## Exercise directions
Where a line contains the word "structured", copy that line in full.
══ Records for this task ══
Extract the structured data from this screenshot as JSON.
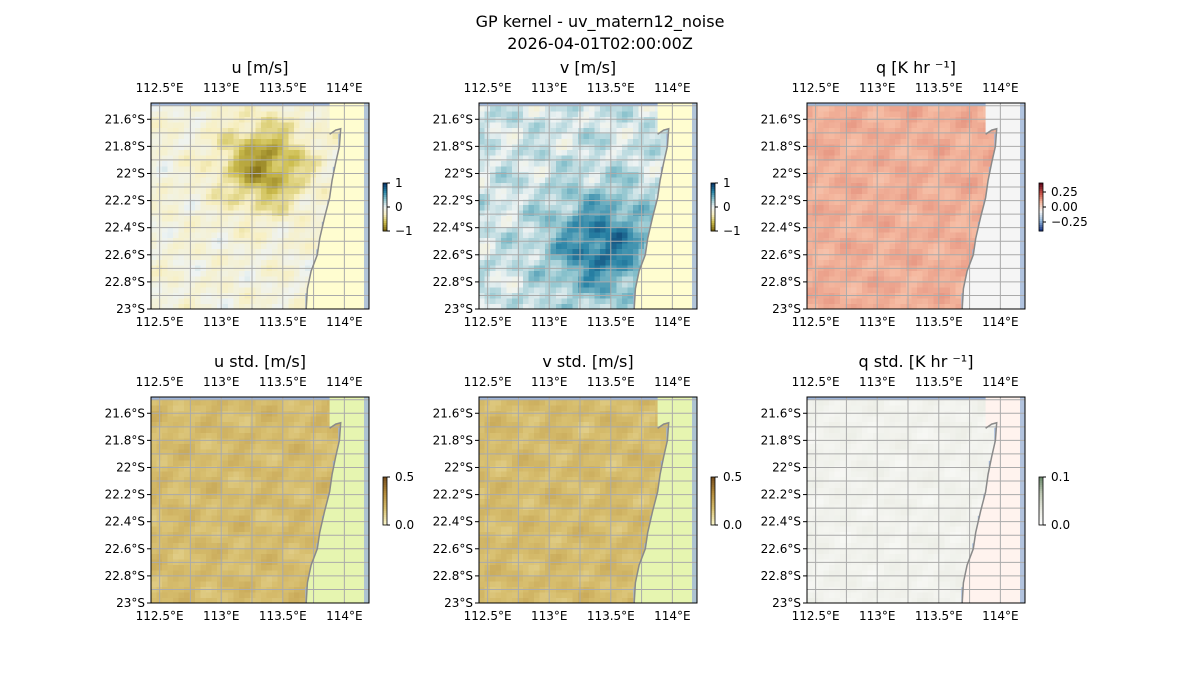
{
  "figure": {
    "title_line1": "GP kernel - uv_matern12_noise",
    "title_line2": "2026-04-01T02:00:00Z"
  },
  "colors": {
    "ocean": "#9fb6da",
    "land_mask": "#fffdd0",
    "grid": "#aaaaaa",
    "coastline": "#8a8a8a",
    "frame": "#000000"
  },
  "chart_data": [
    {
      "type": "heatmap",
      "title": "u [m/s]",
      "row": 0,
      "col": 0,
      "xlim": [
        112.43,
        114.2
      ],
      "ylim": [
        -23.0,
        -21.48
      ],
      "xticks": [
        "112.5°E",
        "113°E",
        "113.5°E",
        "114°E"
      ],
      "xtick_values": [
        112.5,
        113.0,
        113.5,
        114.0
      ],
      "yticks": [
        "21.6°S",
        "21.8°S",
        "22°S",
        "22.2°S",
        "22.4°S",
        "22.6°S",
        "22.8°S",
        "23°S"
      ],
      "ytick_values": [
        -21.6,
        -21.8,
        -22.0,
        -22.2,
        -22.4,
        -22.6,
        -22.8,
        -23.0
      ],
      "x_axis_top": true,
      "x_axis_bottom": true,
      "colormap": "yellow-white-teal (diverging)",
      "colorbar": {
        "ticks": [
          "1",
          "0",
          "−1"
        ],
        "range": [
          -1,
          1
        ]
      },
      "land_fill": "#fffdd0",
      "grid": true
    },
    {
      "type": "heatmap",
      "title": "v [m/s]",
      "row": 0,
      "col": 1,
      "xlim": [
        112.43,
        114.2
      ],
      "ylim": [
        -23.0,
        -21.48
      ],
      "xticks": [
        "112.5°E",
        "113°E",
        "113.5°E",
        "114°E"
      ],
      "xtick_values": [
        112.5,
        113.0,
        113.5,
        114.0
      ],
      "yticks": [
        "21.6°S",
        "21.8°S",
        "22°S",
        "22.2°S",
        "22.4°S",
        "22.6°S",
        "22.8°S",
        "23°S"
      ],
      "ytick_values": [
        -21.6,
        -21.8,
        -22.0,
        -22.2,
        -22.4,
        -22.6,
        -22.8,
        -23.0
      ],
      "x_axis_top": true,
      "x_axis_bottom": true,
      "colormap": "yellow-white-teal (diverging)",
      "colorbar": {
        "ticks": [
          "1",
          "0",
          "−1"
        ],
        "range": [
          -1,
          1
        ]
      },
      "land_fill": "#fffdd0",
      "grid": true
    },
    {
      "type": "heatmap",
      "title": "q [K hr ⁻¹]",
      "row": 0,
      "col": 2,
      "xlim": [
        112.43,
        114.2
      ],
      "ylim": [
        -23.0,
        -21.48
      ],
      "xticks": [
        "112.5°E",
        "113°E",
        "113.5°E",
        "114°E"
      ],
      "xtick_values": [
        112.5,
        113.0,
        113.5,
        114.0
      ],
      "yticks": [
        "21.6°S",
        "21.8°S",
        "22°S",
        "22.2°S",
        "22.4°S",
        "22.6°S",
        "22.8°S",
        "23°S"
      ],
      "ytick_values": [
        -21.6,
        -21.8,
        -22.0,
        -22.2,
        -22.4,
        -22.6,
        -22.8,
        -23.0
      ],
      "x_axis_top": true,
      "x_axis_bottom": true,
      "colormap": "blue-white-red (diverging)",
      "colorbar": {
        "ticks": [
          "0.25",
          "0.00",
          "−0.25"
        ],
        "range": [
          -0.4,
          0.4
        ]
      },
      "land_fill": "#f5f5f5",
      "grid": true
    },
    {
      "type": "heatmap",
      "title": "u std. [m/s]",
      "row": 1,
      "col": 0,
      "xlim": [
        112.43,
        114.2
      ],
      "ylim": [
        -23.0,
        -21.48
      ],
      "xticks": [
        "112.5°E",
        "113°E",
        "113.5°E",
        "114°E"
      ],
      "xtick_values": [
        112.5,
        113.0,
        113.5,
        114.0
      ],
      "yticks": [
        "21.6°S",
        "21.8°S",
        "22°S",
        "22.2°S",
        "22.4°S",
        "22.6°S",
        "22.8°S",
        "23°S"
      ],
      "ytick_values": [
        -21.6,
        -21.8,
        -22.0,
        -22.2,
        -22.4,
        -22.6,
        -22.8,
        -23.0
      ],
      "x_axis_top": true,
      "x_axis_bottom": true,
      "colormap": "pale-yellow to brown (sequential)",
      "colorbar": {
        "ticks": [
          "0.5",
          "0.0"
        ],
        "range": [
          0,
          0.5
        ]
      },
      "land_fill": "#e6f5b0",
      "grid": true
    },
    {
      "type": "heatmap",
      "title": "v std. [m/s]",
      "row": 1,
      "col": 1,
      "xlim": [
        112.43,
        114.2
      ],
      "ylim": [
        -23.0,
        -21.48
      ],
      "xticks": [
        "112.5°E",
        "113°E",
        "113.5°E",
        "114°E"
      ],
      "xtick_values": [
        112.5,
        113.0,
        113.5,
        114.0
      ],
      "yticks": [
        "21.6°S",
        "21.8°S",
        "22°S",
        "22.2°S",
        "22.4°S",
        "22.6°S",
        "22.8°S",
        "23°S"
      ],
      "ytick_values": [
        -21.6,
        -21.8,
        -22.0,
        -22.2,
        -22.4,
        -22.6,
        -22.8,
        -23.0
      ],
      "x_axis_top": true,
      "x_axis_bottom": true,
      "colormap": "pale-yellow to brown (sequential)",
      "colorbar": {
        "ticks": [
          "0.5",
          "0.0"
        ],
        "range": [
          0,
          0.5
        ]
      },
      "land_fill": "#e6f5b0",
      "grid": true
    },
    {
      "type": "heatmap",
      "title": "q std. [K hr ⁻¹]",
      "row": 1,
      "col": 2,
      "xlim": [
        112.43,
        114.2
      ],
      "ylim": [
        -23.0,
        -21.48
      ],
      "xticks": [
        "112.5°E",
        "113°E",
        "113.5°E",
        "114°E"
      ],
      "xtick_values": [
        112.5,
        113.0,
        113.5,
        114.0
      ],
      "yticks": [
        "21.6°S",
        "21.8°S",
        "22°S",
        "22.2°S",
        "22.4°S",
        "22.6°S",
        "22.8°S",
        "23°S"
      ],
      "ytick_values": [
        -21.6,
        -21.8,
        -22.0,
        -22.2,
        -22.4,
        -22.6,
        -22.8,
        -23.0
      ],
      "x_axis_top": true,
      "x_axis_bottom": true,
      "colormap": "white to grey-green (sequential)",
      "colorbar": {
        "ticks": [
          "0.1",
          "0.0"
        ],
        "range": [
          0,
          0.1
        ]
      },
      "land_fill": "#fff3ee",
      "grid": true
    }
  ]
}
═══
══ Records for this task ══
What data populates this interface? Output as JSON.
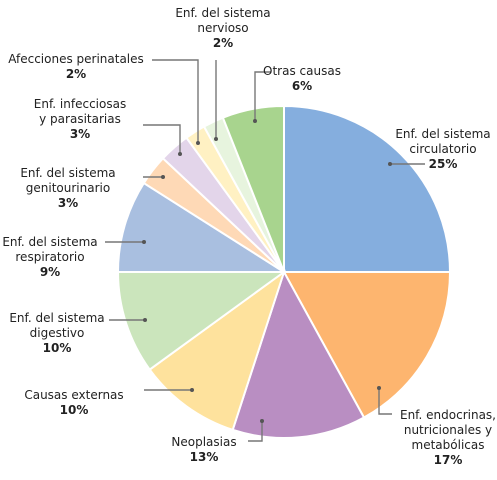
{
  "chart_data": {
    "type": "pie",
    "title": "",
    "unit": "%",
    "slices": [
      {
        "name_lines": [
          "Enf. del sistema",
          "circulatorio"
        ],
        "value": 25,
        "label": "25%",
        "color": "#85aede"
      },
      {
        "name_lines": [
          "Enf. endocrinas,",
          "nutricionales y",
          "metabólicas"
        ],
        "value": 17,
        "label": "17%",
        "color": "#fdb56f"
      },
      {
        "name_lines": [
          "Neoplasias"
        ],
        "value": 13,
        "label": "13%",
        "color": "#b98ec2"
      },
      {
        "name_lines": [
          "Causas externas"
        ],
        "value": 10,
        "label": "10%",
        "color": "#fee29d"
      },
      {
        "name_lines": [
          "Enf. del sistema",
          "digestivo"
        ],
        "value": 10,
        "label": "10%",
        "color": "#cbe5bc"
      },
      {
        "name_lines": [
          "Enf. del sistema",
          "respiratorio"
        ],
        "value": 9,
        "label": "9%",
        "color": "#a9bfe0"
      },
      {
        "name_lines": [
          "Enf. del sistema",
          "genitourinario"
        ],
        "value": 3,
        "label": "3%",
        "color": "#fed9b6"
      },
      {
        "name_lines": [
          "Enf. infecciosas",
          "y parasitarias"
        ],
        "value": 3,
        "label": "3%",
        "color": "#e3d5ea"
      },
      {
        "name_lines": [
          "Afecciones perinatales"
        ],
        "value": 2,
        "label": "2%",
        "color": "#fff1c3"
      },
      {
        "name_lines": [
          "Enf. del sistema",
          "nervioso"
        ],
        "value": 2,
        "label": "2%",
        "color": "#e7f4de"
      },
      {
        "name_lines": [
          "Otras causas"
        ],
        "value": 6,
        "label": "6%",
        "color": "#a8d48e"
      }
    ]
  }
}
═══
══ Records for this task ══
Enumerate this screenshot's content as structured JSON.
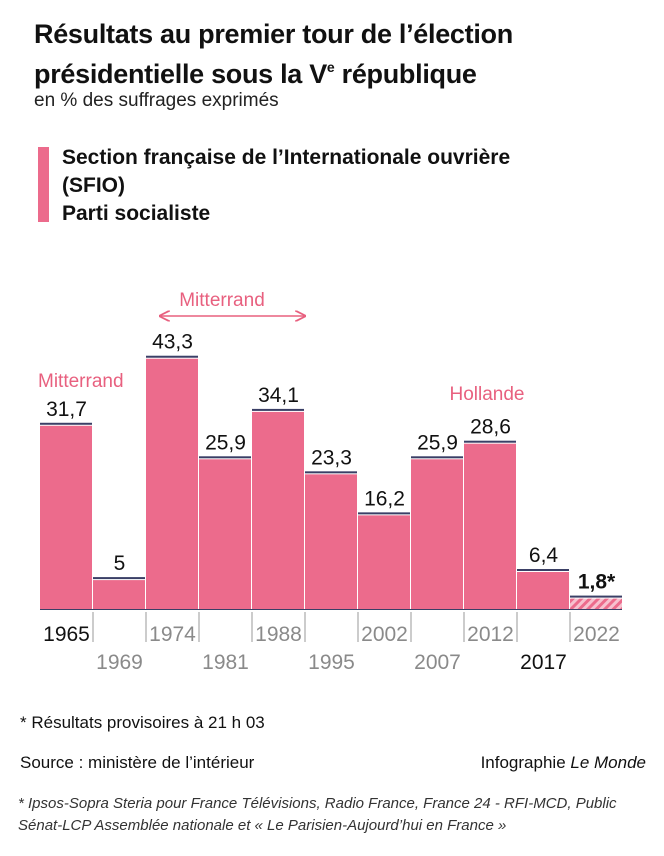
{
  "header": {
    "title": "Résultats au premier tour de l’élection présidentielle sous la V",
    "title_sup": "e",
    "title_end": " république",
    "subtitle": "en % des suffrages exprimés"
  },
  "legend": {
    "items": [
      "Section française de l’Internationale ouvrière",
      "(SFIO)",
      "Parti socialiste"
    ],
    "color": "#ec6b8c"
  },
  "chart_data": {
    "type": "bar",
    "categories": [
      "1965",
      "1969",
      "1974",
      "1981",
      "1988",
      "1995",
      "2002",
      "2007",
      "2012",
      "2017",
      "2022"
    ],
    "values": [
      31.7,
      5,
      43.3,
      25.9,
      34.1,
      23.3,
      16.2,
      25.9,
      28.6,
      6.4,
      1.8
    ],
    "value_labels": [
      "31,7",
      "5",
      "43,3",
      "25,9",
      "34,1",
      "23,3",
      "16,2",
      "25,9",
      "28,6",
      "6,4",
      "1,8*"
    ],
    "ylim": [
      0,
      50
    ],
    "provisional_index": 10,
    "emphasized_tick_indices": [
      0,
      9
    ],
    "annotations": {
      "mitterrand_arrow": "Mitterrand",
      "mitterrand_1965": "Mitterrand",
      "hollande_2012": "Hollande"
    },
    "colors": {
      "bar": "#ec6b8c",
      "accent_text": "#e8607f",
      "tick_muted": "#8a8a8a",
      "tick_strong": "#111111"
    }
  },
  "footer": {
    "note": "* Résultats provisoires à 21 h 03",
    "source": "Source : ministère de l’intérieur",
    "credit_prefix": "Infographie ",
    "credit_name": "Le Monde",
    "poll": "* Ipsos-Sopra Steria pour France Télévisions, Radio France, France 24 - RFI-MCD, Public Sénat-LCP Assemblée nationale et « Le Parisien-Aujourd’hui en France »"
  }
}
═══
## Exercise answer
Extract the structured data from this screenshot as JSON.
Enumerate this screenshot's content as structured JSON.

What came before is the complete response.